WHAT IS EXPECTED
Gather up the lines that contain "bwgyhw".

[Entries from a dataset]
'''

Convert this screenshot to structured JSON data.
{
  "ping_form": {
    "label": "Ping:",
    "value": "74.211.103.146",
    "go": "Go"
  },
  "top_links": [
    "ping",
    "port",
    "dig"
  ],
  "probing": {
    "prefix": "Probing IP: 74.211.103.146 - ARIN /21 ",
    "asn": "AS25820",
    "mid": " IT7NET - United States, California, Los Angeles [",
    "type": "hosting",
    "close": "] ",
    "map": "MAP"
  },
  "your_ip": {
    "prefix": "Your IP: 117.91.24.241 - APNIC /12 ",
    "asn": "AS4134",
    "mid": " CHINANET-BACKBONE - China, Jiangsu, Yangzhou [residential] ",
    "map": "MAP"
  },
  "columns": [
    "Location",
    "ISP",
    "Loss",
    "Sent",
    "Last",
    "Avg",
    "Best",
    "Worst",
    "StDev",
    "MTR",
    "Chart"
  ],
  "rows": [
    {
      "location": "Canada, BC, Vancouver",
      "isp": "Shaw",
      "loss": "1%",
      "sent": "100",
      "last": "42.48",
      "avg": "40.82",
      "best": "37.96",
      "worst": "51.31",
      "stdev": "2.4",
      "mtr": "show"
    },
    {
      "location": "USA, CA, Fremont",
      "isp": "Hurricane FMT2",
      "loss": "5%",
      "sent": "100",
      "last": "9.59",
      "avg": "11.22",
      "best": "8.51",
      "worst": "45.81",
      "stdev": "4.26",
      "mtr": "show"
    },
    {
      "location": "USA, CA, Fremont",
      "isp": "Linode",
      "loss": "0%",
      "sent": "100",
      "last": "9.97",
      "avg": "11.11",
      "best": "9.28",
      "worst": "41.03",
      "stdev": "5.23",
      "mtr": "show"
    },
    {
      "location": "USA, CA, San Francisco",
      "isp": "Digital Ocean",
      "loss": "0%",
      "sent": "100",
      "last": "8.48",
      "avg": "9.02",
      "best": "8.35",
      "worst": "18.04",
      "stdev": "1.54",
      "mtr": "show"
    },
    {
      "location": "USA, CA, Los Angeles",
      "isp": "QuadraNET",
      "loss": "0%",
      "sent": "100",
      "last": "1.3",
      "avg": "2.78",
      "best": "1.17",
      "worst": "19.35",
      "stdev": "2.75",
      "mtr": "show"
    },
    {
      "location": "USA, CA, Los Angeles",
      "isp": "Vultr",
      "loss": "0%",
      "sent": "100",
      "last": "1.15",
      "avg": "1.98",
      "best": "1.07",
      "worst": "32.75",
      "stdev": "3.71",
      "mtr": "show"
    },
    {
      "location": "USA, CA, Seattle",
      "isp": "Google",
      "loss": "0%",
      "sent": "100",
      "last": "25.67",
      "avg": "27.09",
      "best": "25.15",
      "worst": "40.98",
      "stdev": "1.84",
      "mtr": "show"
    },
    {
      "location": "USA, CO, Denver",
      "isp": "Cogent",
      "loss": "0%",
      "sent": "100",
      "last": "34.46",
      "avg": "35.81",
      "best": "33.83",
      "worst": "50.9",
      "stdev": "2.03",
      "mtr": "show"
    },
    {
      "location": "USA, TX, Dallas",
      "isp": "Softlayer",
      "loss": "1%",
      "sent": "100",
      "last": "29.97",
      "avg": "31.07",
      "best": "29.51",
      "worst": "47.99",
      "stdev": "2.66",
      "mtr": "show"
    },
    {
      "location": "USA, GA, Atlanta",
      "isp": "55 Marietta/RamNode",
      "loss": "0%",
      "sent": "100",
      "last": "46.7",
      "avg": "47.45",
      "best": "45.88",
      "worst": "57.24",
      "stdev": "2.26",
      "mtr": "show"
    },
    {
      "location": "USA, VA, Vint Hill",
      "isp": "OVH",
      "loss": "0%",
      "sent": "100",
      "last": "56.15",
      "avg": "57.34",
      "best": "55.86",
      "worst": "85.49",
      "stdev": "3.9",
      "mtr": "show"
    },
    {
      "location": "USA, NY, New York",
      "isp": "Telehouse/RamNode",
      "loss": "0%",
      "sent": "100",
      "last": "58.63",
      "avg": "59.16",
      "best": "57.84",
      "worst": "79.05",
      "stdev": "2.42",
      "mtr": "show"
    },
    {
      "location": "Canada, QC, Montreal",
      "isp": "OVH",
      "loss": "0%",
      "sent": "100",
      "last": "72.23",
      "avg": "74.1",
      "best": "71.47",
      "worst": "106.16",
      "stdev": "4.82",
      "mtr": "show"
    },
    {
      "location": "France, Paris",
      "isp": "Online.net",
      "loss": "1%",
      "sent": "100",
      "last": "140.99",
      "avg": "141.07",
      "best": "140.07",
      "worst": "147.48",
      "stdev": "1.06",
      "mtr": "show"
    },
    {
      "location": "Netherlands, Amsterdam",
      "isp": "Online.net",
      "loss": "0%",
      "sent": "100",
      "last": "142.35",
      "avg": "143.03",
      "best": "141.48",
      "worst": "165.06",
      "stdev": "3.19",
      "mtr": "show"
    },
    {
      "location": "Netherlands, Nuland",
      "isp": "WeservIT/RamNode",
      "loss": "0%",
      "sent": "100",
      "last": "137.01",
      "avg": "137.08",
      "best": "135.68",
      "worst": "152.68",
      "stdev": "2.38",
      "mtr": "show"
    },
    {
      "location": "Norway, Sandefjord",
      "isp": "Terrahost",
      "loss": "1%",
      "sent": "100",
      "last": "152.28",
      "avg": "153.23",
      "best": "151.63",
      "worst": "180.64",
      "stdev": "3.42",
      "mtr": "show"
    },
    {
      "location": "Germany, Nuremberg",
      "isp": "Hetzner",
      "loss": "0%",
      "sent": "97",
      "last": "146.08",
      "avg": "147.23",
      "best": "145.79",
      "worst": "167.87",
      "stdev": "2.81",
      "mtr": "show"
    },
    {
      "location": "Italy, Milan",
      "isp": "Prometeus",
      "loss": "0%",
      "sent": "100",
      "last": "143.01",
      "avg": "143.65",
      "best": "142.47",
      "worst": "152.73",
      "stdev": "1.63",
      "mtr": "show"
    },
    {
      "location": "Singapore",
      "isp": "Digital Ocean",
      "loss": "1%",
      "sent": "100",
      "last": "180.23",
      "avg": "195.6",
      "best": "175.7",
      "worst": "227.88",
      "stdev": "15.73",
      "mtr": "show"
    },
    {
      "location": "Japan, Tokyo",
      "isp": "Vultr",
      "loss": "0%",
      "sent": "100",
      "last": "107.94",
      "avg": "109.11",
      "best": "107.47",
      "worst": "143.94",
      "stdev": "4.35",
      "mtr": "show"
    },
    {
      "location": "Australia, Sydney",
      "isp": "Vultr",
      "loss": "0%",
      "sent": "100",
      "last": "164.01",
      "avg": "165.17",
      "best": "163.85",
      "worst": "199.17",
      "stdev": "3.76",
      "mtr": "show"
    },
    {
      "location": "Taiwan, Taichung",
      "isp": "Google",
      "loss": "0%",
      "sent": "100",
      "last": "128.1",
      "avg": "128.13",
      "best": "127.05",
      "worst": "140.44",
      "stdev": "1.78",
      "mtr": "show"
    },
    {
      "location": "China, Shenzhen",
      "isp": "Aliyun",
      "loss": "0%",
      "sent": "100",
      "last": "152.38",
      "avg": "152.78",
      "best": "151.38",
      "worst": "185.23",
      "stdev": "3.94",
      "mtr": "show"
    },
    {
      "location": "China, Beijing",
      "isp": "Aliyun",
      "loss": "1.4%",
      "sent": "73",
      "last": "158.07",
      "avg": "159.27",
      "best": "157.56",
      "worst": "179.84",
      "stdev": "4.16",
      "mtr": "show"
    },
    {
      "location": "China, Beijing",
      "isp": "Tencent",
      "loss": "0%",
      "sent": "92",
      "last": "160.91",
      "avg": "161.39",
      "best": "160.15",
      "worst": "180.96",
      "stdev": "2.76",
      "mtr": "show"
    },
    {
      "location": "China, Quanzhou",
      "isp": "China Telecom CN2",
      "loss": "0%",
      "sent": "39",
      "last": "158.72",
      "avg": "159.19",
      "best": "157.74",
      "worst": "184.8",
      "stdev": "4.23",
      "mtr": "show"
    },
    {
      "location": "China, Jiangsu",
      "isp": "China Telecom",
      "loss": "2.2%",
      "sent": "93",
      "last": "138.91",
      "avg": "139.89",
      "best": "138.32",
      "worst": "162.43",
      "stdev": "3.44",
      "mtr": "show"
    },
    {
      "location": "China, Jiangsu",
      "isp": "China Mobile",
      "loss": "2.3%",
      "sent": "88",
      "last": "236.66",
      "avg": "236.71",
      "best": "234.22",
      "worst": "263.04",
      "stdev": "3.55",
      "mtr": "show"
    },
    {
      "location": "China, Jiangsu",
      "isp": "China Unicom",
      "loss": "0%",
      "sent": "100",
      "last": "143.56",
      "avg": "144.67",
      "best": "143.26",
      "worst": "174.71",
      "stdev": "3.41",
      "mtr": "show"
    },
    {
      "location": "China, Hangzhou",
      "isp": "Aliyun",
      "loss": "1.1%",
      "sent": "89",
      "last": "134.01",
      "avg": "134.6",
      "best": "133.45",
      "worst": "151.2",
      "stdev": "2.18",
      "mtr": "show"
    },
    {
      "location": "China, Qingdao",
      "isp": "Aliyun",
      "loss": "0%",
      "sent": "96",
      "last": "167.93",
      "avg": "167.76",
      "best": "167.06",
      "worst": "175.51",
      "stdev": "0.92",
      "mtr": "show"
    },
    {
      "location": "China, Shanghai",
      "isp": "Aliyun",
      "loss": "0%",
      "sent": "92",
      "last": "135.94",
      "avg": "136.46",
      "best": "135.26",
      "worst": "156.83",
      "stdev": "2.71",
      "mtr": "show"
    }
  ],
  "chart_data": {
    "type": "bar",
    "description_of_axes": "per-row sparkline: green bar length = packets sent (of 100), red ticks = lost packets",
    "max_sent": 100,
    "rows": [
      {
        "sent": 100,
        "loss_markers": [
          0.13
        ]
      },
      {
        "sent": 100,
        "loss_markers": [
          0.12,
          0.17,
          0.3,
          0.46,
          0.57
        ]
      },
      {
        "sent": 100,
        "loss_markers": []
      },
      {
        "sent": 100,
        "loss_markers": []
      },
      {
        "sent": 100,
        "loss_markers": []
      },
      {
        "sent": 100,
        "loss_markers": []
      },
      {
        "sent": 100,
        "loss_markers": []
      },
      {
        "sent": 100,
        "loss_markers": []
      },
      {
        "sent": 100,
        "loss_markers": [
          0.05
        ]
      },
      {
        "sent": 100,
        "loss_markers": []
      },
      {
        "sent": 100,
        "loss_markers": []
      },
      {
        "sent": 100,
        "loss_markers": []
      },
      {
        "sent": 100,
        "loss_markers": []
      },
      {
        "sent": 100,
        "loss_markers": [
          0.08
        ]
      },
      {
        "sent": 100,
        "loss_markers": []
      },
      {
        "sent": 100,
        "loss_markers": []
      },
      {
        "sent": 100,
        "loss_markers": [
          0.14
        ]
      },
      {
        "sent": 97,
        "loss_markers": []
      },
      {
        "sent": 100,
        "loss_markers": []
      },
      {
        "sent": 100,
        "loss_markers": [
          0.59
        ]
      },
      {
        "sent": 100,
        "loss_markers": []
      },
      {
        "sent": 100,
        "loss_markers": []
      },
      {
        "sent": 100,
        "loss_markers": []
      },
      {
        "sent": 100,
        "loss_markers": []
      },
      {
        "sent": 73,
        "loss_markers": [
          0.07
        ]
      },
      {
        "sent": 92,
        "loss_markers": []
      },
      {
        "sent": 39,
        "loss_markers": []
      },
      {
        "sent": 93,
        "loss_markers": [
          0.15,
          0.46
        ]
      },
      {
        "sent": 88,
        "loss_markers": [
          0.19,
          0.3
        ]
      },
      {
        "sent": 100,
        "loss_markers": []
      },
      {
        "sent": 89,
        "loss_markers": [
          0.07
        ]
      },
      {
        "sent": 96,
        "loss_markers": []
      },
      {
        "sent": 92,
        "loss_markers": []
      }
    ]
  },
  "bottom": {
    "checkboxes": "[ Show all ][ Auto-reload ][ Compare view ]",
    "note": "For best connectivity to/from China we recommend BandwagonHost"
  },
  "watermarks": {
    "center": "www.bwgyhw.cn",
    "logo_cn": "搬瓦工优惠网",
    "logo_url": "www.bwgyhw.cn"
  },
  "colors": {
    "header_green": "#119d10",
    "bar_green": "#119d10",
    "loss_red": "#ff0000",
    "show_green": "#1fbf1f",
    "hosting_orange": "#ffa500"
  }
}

'''

EXERCISE ANSWER
    "center": "www.bwgyhw.cn",
    "logo_url": "www.bwgyhw.cn"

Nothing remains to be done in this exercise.